==== MATERIAL TO PROCESS ====
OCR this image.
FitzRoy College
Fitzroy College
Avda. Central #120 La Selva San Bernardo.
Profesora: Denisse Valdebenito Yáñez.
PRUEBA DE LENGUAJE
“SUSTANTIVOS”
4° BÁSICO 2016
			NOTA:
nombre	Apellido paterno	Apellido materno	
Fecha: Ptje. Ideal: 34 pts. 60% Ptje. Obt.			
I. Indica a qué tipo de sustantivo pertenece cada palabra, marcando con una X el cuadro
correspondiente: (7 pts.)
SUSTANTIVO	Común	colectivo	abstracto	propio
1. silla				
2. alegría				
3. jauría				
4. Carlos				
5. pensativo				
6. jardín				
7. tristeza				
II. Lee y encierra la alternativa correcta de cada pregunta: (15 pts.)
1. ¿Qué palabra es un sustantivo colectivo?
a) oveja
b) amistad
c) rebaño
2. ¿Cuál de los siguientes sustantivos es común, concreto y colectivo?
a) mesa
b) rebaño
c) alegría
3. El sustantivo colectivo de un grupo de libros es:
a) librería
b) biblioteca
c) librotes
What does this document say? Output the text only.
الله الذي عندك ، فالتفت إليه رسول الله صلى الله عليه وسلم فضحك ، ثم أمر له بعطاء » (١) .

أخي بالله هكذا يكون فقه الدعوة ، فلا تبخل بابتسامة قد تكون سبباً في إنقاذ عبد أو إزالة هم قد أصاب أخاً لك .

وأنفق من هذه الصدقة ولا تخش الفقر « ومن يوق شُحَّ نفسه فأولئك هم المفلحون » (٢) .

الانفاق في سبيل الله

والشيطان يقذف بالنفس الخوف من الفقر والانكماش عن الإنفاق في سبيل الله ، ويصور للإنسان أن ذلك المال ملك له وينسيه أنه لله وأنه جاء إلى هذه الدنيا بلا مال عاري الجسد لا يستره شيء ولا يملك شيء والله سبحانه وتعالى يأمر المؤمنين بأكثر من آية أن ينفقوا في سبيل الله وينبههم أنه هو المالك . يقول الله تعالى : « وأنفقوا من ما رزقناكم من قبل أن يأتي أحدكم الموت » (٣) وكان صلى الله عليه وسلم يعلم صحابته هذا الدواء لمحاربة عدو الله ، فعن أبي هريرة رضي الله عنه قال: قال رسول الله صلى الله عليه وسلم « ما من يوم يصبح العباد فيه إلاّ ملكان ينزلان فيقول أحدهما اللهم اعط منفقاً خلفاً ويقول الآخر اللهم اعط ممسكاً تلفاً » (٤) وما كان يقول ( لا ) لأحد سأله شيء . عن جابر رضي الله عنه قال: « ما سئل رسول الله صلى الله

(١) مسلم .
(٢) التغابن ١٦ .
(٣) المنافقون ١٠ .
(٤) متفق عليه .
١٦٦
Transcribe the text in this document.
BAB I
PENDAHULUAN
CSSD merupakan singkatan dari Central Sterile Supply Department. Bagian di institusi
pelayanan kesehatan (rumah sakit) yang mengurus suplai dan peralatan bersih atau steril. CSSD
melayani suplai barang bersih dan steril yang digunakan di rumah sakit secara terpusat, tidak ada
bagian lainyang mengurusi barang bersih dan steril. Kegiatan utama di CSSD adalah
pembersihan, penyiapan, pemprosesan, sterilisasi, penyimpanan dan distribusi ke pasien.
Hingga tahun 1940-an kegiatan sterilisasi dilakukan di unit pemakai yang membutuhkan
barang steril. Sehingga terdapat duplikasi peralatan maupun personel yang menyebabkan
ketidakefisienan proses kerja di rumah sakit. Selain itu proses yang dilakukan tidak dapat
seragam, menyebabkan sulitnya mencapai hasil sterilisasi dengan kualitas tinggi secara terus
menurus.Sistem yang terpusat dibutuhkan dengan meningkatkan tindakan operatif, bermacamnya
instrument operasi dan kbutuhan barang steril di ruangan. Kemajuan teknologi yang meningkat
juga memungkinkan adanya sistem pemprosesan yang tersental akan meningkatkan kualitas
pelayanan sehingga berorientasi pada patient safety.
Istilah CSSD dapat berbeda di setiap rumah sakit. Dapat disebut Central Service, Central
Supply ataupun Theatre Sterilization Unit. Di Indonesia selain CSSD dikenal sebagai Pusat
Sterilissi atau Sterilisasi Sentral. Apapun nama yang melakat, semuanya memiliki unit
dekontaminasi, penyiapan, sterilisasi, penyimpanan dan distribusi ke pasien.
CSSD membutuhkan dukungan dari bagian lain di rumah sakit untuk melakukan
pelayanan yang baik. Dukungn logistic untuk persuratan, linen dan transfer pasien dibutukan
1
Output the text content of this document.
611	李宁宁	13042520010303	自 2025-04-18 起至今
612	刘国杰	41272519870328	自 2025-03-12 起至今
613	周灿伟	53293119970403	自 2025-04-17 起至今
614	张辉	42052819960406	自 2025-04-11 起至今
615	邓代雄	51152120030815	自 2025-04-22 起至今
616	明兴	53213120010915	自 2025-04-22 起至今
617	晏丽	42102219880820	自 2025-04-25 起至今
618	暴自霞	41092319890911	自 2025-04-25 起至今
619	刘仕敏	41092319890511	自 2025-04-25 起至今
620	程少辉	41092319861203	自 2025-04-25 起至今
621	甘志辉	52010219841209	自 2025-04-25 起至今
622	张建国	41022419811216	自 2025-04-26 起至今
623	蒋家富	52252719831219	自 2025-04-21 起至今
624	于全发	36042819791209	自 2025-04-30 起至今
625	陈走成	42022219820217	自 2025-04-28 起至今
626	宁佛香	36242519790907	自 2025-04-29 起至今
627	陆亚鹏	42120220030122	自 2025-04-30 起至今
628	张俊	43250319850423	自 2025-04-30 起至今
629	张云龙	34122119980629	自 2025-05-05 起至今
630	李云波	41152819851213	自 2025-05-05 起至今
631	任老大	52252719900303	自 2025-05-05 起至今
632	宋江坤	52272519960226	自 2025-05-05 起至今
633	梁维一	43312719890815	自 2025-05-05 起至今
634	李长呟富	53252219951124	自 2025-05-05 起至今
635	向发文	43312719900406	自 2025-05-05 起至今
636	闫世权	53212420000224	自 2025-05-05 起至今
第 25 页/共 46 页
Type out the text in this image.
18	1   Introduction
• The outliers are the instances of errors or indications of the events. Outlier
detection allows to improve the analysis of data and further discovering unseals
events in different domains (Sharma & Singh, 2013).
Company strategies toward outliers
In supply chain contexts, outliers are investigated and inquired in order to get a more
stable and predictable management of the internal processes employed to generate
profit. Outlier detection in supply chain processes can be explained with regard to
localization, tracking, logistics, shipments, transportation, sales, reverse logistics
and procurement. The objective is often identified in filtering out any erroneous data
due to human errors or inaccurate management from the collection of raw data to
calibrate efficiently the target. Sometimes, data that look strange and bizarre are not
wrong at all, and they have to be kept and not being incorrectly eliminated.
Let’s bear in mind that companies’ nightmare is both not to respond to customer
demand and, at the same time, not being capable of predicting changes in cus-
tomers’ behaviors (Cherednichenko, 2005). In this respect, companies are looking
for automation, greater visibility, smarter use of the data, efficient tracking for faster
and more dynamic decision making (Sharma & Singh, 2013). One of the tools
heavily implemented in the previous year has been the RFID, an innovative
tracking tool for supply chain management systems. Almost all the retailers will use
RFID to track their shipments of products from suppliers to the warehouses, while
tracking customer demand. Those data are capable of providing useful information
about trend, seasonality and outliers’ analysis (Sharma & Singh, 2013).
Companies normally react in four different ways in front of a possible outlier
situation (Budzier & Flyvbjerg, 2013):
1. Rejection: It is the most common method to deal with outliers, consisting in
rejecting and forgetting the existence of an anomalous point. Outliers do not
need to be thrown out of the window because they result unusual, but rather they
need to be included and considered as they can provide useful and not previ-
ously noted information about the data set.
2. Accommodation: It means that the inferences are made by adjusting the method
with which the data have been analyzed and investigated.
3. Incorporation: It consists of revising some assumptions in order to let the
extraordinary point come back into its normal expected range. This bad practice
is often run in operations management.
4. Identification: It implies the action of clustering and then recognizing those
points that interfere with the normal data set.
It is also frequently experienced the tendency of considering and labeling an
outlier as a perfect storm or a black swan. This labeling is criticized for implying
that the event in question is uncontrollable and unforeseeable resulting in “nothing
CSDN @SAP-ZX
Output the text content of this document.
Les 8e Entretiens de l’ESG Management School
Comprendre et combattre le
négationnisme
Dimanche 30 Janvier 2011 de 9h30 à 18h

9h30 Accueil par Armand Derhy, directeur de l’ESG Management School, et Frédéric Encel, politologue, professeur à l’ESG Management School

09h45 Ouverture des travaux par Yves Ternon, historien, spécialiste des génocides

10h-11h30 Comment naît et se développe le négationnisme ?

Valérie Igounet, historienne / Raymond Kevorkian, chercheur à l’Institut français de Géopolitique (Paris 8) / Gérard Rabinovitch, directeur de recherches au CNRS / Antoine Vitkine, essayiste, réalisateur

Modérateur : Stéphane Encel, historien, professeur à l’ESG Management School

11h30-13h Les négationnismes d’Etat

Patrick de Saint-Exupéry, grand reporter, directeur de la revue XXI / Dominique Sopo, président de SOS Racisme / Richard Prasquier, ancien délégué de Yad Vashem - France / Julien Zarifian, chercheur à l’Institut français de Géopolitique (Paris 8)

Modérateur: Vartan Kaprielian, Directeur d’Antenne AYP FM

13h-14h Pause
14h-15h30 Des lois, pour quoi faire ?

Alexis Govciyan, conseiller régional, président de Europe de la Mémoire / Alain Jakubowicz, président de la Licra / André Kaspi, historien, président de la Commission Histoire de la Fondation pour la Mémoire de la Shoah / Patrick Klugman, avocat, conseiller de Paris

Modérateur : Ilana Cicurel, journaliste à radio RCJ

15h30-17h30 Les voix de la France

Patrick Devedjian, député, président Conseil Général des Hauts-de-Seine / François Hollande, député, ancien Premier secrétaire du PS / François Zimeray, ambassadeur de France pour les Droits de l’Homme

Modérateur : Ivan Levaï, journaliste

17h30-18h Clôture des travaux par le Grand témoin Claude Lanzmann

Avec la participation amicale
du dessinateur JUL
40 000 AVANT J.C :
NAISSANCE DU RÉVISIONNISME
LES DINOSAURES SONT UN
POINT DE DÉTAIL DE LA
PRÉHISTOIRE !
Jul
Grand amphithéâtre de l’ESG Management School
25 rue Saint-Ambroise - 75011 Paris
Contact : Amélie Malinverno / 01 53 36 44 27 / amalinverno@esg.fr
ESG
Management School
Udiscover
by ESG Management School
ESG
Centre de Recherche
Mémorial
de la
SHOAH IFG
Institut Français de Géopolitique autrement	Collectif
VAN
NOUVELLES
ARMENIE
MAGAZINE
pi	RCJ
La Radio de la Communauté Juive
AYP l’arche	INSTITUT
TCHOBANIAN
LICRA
====
> [PROBLEM TO WORK ON] For the data above, state how many lines contain "travaux"; the number is the whole answer.

> [THE ANSWER] 2